■ EXERCISE AIM ■
Go through the records and show each line where the word "title" occurs.

-- BEGIN DATA LISTING --

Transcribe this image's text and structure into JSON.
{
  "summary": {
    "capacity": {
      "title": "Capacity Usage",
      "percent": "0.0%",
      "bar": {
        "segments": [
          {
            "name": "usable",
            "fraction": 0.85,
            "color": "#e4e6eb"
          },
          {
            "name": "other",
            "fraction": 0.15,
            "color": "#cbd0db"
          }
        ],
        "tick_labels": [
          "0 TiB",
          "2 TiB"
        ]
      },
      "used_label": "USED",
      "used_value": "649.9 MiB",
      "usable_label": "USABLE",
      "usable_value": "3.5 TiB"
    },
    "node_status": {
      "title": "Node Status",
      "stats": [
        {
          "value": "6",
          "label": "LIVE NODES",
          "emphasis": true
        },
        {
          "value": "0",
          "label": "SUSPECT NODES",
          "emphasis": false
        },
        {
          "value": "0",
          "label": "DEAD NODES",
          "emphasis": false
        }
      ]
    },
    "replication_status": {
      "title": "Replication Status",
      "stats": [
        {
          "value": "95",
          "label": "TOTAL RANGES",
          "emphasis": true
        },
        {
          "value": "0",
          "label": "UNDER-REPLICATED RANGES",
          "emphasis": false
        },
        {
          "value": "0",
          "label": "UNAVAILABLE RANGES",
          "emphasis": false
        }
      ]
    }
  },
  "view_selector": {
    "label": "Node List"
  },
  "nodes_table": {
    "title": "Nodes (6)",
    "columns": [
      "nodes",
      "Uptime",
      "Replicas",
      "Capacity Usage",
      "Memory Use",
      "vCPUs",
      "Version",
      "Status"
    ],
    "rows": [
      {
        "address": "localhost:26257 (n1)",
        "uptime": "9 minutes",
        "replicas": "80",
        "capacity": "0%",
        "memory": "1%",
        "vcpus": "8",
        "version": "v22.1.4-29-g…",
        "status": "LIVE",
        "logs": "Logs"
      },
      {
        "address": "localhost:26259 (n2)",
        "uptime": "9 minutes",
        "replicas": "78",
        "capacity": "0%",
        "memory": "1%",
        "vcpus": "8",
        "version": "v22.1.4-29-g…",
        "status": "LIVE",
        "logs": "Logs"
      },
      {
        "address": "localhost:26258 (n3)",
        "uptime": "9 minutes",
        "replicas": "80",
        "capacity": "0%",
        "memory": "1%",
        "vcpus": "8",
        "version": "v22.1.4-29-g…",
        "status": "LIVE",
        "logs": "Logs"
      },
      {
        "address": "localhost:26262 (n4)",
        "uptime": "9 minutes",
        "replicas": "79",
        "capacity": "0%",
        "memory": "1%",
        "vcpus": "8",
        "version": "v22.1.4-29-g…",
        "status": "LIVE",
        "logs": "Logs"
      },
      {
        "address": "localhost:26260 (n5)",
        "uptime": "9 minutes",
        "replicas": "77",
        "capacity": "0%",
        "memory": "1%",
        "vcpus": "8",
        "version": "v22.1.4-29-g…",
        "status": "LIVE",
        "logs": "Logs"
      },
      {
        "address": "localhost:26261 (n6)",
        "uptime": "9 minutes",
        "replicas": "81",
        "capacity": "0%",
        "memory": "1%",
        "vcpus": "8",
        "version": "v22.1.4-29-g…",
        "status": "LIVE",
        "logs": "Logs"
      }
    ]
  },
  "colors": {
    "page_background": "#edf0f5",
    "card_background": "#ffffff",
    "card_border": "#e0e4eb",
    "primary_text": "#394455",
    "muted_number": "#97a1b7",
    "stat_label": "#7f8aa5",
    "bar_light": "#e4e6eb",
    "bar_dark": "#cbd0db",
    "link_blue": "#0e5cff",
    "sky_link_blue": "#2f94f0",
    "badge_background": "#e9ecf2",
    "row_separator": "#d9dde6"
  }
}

-- END DATA LISTING --

■ FULL SOLUTION ■
      "title": "Capacity Usage",
      "title": "Node Status",
      "title": "Replication Status",
    "title": "Nodes (6)",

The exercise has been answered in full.